I need to go over this again to check it, this sub-page stuff is
a bit convoluted. start_offset should include the sub page offset
here..
> > @@ -1687,6 +1737,12 @@ static void __iopt_area_unfill_domain(struct
> > iopt_area *area,
> >
> > lockdep_assert_held(&pages->mutex);
> >
> > + if (iopt_is_dmabuf(pages)) {
> > + iopt_area_unmap_domain_range(area, domain, start_index,
> > + last_index);
> > + return;
> > + }
> > +
>
> this belongs to patch3?
This is part of programming the domain with the dmabuf, the patch3 was
about the revoke which is a slightly different topic though they are
both similar.
Thanks,
Jason
On Thu, Nov 20, 2025 at 07:55:04AM +0000, Tian, Kevin wrote:
> > From: Jason Gunthorpe <jgg(a)nvidia.com>
> > Sent: Saturday, November 8, 2025 12:50 AM
> >
> >
> > @@ -2031,7 +2155,10 @@ int iopt_pages_rw_access(struct iopt_pages
> > *pages, unsigned long start_byte,
> > if ((flags & IOMMUFD_ACCESS_RW_WRITE) && !pages->writable)

Set exercise
Reproduce the patch review reply above word for word, in full.

Stored data
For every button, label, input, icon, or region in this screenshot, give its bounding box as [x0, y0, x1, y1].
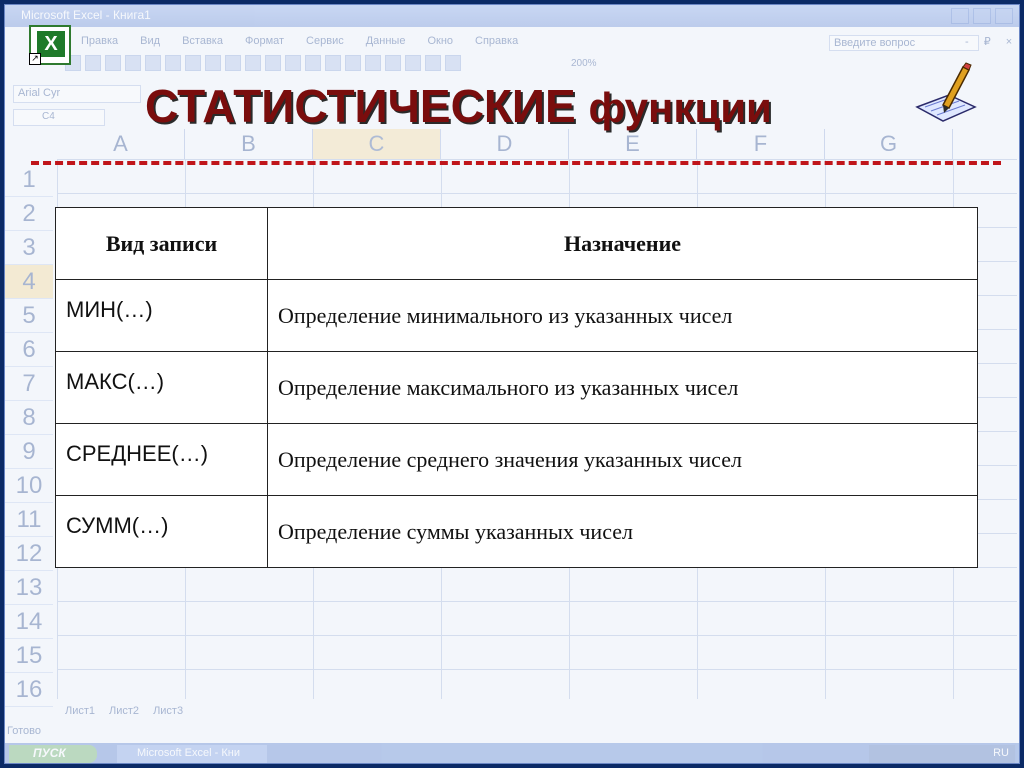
- windows-taskbar: [5, 743, 1020, 764]
- function-description: Определение среднего значения указанных чисел: [268, 424, 978, 496]
- column-headers: [57, 129, 953, 159]
- function-name: МАКС(…): [56, 352, 268, 424]
- slide-title: [145, 79, 772, 133]
- row-header[interactable]: 12: [5, 537, 53, 571]
- row-headers: [5, 163, 53, 707]
- slide-title-main: СТАТИСТИЧЕСКИЕ: [145, 80, 576, 132]
- pencil-notepad-icon: [913, 61, 977, 125]
- row-header[interactable]: 16: [5, 673, 53, 707]
- menu-item-window[interactable]: Окно: [427, 35, 454, 47]
- system-tray: [869, 745, 1015, 763]
- standard-toolbar: [65, 55, 625, 75]
- column-header[interactable]: E: [569, 129, 697, 159]
- close-icon[interactable]: [995, 8, 1013, 24]
- slide-frame: [4, 4, 1020, 764]
- column-header[interactable]: A: [57, 129, 185, 159]
- table-row: [56, 280, 978, 352]
- function-name: СУММ(…): [56, 496, 268, 568]
- name-box[interactable]: C4: [13, 109, 105, 126]
- header-notation: Вид записи: [56, 208, 268, 280]
- toolbar-button-icon[interactable]: [145, 55, 161, 71]
- column-header[interactable]: B: [185, 129, 313, 159]
- table-header-row: [56, 208, 978, 280]
- toolbar-button-icon[interactable]: [85, 55, 101, 71]
- toolbar-button-icon[interactable]: [425, 55, 441, 71]
- menu-item-format[interactable]: Формат: [244, 35, 285, 47]
- excel-x-icon: X: [37, 31, 65, 57]
- row-header-selected[interactable]: 4: [5, 265, 53, 299]
- menu-item-view[interactable]: Вид: [140, 35, 161, 47]
- slide-title-sub: функции: [588, 84, 772, 131]
- menu-window-controls[interactable]: - ₽ ×: [965, 36, 1019, 48]
- taskbar-item-label: Microsoft Excel - Кни: [137, 747, 240, 759]
- function-description: Определение суммы указанных чисел: [268, 496, 978, 568]
- maximize-icon[interactable]: [973, 8, 991, 24]
- row-header[interactable]: 10: [5, 469, 53, 503]
- function-description: Определение минимального из указанных чисел: [268, 280, 978, 352]
- toolbar-button-icon[interactable]: [445, 55, 461, 71]
- toolbar-button-icon[interactable]: [105, 55, 121, 71]
- tray-language[interactable]: RU: [993, 747, 1009, 759]
- header-purpose: Назначение: [268, 208, 978, 280]
- function-description: Определение максимального из указанных чисел: [268, 352, 978, 424]
- sheet-tab[interactable]: Лист3: [153, 705, 184, 717]
- table-row: [56, 352, 978, 424]
- toolbar-button-icon[interactable]: [285, 55, 301, 71]
- taskbar-excel-item[interactable]: [117, 745, 267, 763]
- menu-item-tools[interactable]: Сервис: [306, 35, 344, 47]
- row-header[interactable]: 5: [5, 299, 53, 333]
- window-title: Microsoft Excel - Книга1: [21, 8, 151, 22]
- menu-item-data[interactable]: Данные: [365, 35, 406, 47]
- toolbar-button-icon[interactable]: [205, 55, 221, 71]
- column-header[interactable]: F: [697, 129, 825, 159]
- status-bar: Готово: [7, 725, 41, 737]
- row-header[interactable]: 1: [5, 163, 53, 197]
- excel-app-icon[interactable]: [29, 25, 71, 65]
- row-header[interactable]: 8: [5, 401, 53, 435]
- toolbar-button-icon[interactable]: [125, 55, 141, 71]
- toolbar-button-icon[interactable]: [385, 55, 401, 71]
- zoom-select[interactable]: 200%: [571, 58, 597, 69]
- toolbar-button-icon[interactable]: [225, 55, 241, 71]
- toolbar-button-icon[interactable]: [245, 55, 261, 71]
- column-header[interactable]: D: [441, 129, 569, 159]
- toolbar-button-icon[interactable]: [265, 55, 281, 71]
- font-name-select[interactable]: Arial Cyr: [13, 85, 141, 103]
- column-header-selected[interactable]: C: [313, 129, 441, 159]
- row-header[interactable]: 3: [5, 231, 53, 265]
- function-name: СРЕДНЕЕ(…): [56, 424, 268, 496]
- row-header[interactable]: 7: [5, 367, 53, 401]
- row-header[interactable]: 14: [5, 605, 53, 639]
- row-header[interactable]: 9: [5, 435, 53, 469]
- row-header[interactable]: 15: [5, 639, 53, 673]
- start-button[interactable]: [9, 745, 97, 763]
- menu-item-insert[interactable]: Вставка: [182, 35, 223, 47]
- toolbar-button-icon[interactable]: [365, 55, 381, 71]
- table-row: [56, 496, 978, 568]
- minimize-icon[interactable]: [951, 8, 969, 24]
- sheet-tab[interactable]: Лист2: [109, 705, 140, 717]
- row-header[interactable]: 2: [5, 197, 53, 231]
- help-question-input[interactable]: Введите вопрос: [829, 35, 979, 51]
- column-header[interactable]: G: [825, 129, 953, 159]
- menu-bar: [81, 35, 518, 47]
- row-header[interactable]: 11: [5, 503, 53, 537]
- function-name: МИН(…): [56, 280, 268, 352]
- table-row: [56, 424, 978, 496]
- start-label: ПУСК: [33, 746, 66, 760]
- menu-item-edit[interactable]: Правка: [81, 35, 119, 47]
- sheet-tabs: [65, 705, 183, 717]
- window-controls: [951, 8, 1013, 24]
- title-divider: [31, 161, 1001, 167]
- toolbar-button-icon[interactable]: [305, 55, 321, 71]
- row-header[interactable]: 13: [5, 571, 53, 605]
- shortcut-arrow-icon: ↗: [29, 53, 41, 65]
- menu-item-help[interactable]: Справка: [475, 35, 519, 47]
- excel-titlebar: [5, 5, 1020, 27]
- toolbar-button-icon[interactable]: [325, 55, 341, 71]
- toolbar-button-icon[interactable]: [165, 55, 181, 71]
- sheet-tab[interactable]: Лист1: [65, 705, 96, 717]
- toolbar-button-icon[interactable]: [405, 55, 421, 71]
- row-header[interactable]: 6: [5, 333, 53, 367]
- toolbar-button-icon[interactable]: [345, 55, 361, 71]
- toolbar-button-icon[interactable]: [185, 55, 201, 71]
- functions-table: [55, 207, 978, 568]
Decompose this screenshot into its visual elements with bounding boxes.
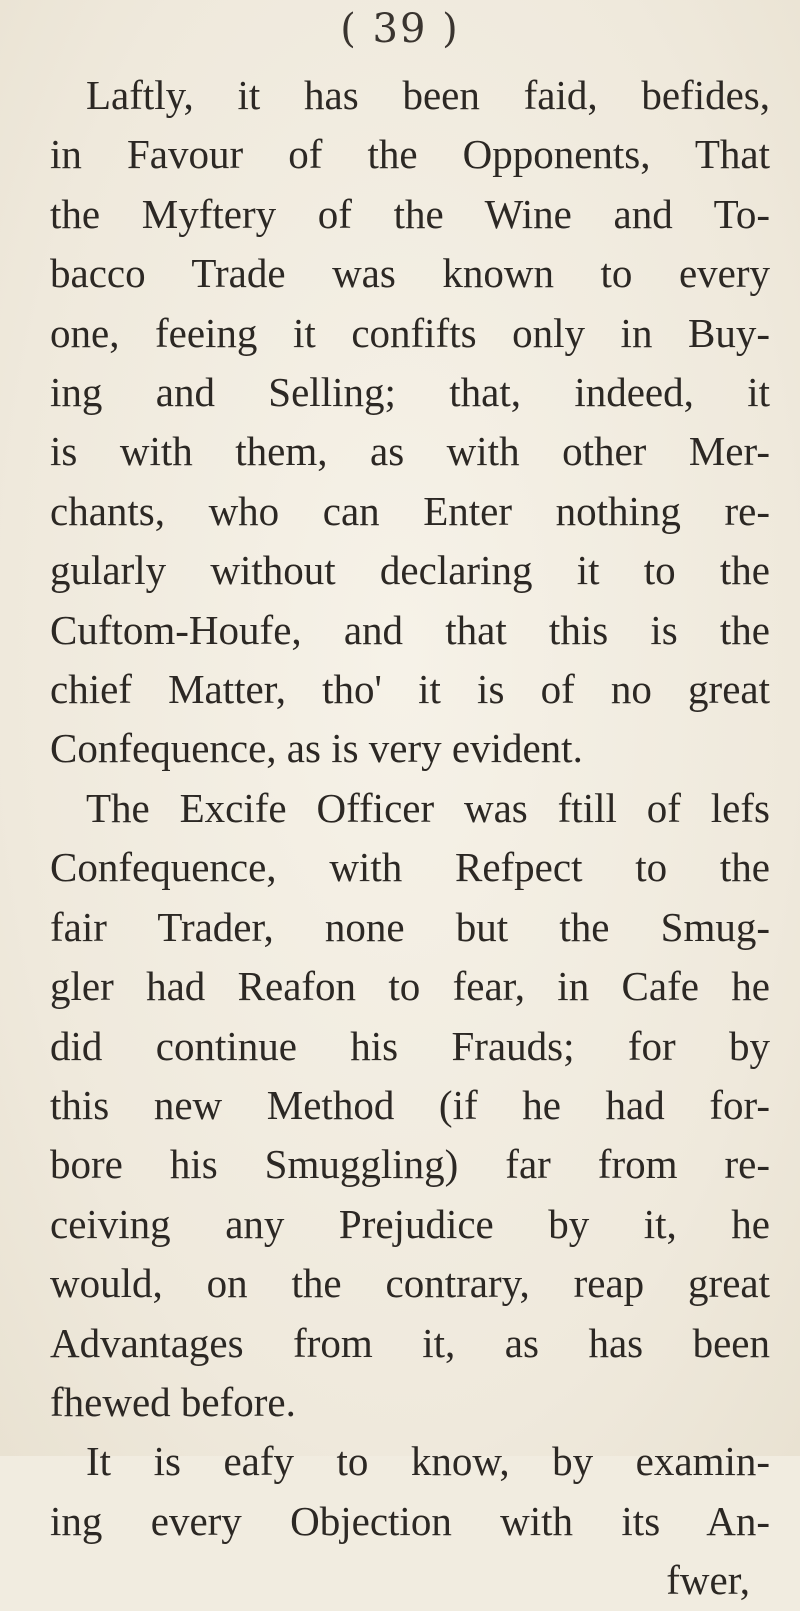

Task output
I need to go over this again to check it, this sub-page stuff is
a bit convoluted. start_offset should include the sub page offset
here..
> > @@ -1687,6 +1737,12 @@ static void __iopt_area_unfill_domain(struct
> > iopt_area *area,
> >
> > lockdep_assert_held(&pages->mutex);
> >
> > + if (iopt_is_dmabuf(pages)) {
> > + iopt_area_unmap_domain_range(area, domain, start_index,
> > + last_index);
> > + return;
> > + }
> > +
>
> this belongs to patch3?
This is part of programming the domain with the dmabuf, the patch3 was
about the revoke which is a slightly different topic though they are
both similar.
Thanks,
Jason
On Thu, Nov 20, 2025 at 07:55:04AM +0000, Tian, Kevin wrote:
> > From: Jason Gunthorpe <jgg(a)nvidia.com>
> > Sent: Saturday, November 8, 2025 12:50 AM
> >
> >
> > @@ -2031,7 +2155,10 @@ int iopt_pages_rw_access(struct iopt_pages
> > *pages, unsigned long start_byte,
> > if ((flags & IOMMUFD_ACCESS_RW_WRITE) && !pages->writable)